Saved data entries
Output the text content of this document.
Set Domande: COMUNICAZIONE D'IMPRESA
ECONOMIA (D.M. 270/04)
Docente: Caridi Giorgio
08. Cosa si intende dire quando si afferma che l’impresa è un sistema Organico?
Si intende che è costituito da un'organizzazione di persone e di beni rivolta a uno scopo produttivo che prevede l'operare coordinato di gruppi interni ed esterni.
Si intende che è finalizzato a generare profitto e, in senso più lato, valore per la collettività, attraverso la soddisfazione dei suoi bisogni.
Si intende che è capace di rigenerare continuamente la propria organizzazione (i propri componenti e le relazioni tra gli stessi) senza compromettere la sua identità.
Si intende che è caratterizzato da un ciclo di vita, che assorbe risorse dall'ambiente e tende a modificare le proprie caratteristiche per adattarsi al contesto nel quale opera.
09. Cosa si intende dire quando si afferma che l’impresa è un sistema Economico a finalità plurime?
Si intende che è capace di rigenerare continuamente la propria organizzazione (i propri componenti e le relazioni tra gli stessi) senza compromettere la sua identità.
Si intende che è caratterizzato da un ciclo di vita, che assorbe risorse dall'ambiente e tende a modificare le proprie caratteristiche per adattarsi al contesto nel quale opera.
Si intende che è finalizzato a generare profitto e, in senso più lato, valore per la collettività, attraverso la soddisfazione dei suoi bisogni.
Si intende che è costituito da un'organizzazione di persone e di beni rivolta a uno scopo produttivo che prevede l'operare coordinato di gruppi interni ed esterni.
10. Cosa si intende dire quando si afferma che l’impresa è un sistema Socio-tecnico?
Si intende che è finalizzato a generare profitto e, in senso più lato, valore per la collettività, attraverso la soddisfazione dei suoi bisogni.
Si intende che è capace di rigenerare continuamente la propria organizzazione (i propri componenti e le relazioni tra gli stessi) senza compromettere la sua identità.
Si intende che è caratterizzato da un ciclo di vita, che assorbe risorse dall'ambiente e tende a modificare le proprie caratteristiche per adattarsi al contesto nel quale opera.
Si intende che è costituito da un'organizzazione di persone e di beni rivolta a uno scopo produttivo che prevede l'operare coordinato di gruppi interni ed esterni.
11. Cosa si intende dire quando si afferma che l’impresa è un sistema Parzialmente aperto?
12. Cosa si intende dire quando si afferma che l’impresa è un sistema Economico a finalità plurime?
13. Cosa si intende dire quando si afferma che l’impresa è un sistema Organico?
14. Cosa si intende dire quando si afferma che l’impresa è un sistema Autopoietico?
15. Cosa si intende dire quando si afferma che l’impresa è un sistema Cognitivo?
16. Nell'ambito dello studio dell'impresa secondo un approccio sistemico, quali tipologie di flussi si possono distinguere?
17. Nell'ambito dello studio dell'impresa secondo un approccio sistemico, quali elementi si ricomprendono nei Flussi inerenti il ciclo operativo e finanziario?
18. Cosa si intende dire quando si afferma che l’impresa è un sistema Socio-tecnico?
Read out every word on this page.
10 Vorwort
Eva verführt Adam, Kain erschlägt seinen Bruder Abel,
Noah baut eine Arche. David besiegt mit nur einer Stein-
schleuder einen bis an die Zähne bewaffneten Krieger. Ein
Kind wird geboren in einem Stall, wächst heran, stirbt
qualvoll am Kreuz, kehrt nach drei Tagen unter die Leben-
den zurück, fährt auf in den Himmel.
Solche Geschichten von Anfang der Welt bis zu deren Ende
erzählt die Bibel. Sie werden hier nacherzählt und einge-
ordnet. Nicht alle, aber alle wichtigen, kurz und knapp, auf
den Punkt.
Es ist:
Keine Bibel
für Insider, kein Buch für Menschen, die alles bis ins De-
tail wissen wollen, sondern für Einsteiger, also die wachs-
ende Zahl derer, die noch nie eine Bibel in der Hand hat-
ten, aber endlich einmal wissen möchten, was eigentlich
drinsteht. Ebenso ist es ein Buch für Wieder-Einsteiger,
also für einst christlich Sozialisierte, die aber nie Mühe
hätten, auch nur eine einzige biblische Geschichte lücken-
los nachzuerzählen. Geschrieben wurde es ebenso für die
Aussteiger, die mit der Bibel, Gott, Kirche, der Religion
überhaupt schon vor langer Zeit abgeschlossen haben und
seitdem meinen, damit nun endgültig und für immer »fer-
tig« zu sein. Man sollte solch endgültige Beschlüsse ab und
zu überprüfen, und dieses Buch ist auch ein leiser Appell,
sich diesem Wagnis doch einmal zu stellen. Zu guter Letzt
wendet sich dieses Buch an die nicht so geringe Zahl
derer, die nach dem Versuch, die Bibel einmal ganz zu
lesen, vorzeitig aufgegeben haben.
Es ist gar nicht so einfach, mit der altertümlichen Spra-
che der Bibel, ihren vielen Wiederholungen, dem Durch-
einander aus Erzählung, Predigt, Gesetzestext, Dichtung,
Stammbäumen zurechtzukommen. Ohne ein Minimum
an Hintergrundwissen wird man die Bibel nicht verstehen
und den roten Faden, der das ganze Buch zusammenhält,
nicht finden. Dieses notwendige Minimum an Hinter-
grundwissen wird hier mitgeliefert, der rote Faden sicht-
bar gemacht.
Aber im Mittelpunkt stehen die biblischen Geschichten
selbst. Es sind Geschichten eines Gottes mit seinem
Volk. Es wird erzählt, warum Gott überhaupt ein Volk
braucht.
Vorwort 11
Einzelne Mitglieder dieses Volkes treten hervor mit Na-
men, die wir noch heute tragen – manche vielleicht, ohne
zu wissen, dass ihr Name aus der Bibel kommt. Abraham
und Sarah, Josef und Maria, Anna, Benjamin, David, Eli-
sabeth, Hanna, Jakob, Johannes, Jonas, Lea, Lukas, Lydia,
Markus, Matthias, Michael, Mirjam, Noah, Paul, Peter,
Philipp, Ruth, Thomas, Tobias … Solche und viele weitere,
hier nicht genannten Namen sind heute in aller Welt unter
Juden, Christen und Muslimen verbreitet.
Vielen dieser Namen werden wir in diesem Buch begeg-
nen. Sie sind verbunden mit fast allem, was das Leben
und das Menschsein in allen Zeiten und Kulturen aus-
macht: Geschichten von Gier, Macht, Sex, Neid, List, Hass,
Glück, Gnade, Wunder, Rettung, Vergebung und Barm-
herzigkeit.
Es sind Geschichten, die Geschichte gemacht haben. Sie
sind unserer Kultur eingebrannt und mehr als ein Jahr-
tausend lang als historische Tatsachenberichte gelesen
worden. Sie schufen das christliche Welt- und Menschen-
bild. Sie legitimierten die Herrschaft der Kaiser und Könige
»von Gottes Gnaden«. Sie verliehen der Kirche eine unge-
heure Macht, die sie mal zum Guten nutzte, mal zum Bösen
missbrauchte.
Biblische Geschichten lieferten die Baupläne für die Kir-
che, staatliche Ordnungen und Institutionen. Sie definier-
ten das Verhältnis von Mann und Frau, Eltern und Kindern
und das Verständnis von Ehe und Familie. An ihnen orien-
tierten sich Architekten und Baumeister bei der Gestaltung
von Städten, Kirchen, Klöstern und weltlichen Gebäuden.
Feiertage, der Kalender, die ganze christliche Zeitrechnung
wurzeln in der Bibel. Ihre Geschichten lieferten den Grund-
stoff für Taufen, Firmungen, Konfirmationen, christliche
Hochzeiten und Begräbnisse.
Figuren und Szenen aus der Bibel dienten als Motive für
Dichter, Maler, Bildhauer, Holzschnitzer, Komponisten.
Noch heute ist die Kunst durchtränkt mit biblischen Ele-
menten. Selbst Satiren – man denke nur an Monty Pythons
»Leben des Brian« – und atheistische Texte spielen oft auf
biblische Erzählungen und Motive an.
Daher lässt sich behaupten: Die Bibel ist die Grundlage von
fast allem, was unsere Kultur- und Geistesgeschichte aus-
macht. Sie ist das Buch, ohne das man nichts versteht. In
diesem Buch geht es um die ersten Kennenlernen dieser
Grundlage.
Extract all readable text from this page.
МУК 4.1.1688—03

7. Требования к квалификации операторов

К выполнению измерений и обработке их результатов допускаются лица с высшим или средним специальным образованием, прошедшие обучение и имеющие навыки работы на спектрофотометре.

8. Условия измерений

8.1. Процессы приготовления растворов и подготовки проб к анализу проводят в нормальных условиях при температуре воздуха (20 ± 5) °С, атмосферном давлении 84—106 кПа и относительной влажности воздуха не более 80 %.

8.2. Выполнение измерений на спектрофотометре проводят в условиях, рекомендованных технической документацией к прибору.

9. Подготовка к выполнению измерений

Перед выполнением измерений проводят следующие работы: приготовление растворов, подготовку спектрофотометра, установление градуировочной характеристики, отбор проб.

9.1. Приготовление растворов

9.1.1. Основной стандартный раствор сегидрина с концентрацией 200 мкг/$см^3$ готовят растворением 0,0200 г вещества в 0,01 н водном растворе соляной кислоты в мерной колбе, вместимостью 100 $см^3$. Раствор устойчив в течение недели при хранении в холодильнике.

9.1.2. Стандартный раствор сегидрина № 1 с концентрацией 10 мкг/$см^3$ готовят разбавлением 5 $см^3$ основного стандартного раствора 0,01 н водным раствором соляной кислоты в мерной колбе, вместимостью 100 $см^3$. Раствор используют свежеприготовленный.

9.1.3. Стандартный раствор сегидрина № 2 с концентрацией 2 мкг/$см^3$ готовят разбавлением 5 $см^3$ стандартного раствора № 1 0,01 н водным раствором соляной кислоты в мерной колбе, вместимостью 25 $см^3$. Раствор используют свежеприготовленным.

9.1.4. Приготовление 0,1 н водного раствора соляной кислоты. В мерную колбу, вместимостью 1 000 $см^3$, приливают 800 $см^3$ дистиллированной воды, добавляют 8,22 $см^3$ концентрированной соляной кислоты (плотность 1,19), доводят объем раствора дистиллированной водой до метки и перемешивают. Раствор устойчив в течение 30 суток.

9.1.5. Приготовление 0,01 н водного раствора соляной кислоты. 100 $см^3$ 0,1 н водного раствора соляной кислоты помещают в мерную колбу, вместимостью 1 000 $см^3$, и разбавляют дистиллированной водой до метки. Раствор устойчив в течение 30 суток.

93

▶ [SET PROBLEM] Copy every line of the records above that contains "finalità".

▶ [SOLUTION BELOW]
09. Cosa si intende dire quando si afferma che l’impresa è un sistema Economico a finalità plurime?
12. Cosa si intende dire quando si afferma che l’impresa è un sistema Economico a finalità plurime?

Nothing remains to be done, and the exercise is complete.